** begin Records provided **
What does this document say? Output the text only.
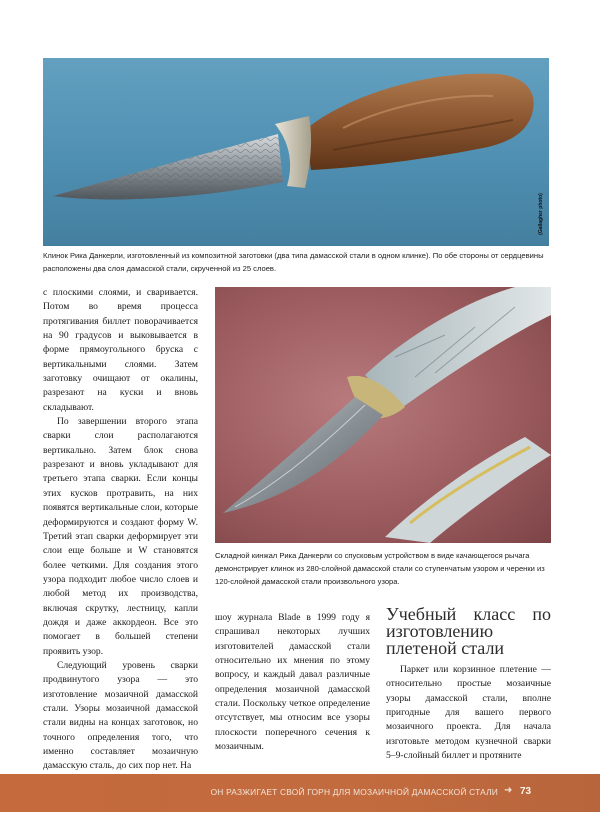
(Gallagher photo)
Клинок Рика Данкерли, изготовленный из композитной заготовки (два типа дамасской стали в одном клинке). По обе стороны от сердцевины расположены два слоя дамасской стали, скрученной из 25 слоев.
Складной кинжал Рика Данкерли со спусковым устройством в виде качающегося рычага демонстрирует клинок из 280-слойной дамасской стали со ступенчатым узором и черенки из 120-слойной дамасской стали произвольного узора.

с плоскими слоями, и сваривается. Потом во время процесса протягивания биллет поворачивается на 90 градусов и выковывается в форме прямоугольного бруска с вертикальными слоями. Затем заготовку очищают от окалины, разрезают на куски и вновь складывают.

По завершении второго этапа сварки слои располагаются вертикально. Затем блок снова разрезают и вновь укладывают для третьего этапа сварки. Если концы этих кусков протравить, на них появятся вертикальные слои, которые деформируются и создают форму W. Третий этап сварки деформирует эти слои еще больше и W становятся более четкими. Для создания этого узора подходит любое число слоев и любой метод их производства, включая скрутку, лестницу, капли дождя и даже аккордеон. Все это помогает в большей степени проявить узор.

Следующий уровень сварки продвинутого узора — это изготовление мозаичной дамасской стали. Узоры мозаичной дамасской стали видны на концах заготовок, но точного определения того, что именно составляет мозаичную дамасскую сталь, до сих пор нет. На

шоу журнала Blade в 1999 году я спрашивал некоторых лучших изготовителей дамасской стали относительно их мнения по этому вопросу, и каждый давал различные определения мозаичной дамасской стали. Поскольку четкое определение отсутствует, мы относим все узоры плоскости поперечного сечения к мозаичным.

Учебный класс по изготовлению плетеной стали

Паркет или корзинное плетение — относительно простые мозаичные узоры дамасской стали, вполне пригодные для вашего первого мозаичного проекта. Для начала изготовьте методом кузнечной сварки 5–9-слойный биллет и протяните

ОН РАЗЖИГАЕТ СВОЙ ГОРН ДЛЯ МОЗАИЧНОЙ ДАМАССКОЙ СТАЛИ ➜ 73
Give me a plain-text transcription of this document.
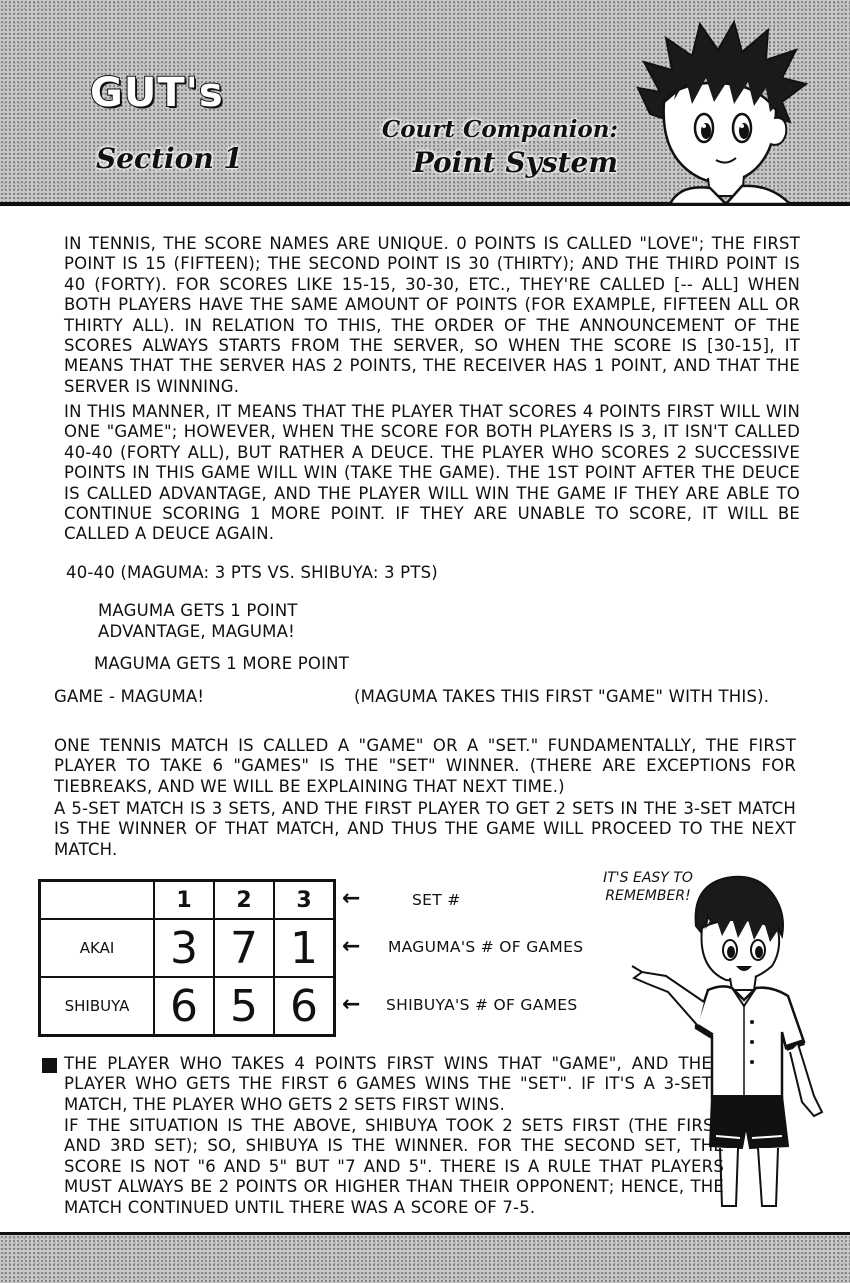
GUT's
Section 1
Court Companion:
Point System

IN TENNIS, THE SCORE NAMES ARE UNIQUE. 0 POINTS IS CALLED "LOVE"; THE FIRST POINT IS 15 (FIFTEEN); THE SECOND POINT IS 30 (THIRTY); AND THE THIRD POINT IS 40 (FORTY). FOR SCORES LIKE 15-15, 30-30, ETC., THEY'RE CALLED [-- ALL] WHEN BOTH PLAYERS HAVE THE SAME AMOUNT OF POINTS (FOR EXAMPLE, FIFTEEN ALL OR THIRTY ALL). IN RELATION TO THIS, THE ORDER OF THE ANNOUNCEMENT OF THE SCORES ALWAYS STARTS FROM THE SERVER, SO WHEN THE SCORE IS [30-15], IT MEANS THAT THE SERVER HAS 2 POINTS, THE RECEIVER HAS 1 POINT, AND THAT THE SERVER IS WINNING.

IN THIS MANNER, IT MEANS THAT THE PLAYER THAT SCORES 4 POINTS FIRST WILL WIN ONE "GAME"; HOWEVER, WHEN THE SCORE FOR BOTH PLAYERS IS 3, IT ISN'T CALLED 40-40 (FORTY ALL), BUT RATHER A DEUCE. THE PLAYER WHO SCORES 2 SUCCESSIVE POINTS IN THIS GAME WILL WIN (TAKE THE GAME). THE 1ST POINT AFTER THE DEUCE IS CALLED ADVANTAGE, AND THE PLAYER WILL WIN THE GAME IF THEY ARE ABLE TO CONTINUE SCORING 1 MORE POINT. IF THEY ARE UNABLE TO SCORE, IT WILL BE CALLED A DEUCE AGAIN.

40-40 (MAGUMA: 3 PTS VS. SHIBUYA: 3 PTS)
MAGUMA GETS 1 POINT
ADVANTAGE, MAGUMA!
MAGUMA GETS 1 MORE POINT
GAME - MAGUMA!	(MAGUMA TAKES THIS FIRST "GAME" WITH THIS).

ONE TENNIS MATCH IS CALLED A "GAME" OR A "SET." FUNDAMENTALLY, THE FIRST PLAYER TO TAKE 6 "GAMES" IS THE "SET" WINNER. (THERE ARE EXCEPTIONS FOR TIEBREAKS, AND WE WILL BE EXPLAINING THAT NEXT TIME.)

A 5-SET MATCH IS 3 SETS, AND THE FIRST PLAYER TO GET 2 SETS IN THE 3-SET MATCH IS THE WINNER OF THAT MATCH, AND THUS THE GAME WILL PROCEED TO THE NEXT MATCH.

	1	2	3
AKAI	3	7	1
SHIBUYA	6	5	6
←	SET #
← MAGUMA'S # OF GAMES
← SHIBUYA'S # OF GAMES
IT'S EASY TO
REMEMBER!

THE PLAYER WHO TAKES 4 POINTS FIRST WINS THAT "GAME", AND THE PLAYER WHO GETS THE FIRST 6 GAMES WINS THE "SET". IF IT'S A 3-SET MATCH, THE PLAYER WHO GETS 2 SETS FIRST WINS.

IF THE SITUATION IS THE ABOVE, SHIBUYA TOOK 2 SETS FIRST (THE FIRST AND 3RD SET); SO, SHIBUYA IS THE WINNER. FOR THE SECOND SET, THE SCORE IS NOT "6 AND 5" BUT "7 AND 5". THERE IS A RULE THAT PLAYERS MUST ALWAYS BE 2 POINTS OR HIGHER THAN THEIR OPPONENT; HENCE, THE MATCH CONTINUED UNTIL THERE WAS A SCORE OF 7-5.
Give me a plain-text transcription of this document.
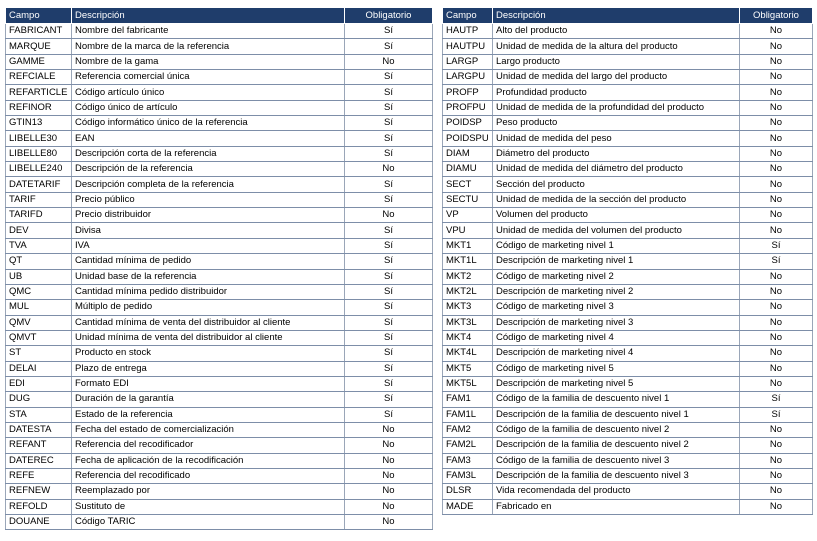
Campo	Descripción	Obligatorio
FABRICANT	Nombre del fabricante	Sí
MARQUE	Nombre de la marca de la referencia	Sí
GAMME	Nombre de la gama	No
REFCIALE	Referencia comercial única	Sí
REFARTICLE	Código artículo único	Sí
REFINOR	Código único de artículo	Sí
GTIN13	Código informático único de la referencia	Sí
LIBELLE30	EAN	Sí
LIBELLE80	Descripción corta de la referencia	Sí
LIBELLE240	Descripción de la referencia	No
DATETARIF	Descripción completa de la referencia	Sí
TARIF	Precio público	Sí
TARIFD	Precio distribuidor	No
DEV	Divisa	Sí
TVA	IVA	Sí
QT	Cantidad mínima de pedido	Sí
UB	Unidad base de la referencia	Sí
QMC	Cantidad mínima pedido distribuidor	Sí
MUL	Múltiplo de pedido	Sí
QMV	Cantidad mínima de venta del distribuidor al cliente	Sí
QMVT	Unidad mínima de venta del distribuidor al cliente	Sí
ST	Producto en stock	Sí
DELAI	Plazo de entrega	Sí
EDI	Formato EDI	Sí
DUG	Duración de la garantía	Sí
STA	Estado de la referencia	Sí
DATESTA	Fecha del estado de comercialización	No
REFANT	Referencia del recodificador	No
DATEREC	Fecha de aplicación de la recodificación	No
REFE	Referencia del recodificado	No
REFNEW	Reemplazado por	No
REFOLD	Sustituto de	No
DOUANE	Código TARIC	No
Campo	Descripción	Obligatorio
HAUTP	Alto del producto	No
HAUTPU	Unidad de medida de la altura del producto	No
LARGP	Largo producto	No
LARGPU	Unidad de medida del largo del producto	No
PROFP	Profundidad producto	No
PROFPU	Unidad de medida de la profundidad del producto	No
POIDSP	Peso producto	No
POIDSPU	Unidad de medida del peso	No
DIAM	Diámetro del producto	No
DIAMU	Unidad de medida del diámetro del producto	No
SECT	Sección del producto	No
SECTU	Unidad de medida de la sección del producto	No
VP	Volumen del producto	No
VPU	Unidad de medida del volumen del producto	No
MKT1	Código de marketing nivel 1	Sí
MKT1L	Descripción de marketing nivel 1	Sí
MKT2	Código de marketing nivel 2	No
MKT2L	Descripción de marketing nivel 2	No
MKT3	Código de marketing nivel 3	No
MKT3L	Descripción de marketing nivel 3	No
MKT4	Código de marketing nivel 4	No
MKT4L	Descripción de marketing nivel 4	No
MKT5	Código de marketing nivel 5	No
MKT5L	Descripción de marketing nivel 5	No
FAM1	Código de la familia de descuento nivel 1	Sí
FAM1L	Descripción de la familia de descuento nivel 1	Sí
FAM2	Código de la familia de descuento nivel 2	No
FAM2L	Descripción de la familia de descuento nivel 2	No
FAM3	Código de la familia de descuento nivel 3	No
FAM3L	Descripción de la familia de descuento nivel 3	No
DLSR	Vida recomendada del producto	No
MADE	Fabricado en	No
** end Records provided **
*Stated goal:*
List every line above containing the word "MORE".

*Solution to the exercise:*
IN THIS MANNER, IT MEANS THAT THE PLAYER THAT SCORES 4 POINTS FIRST WILL WIN ONE "GAME"; HOWEVER, WHEN THE SCORE FOR BOTH PLAYERS IS 3, IT ISN'T CALLED 40-40 (FORTY ALL), BUT RATHER A DEUCE. THE PLAYER WHO SCORES 2 SUCCESSIVE POINTS IN THIS GAME WILL WIN (TAKE THE GAME). THE 1ST POINT AFTER THE DEUCE IS CALLED ADVANTAGE, AND THE PLAYER WILL WIN THE GAME IF THEY ARE ABLE TO CONTINUE SCORING 1 MORE POINT. IF THEY ARE UNABLE TO SCORE, IT WILL BE CALLED A DEUCE AGAIN.
MAGUMA GETS 1 MORE POINT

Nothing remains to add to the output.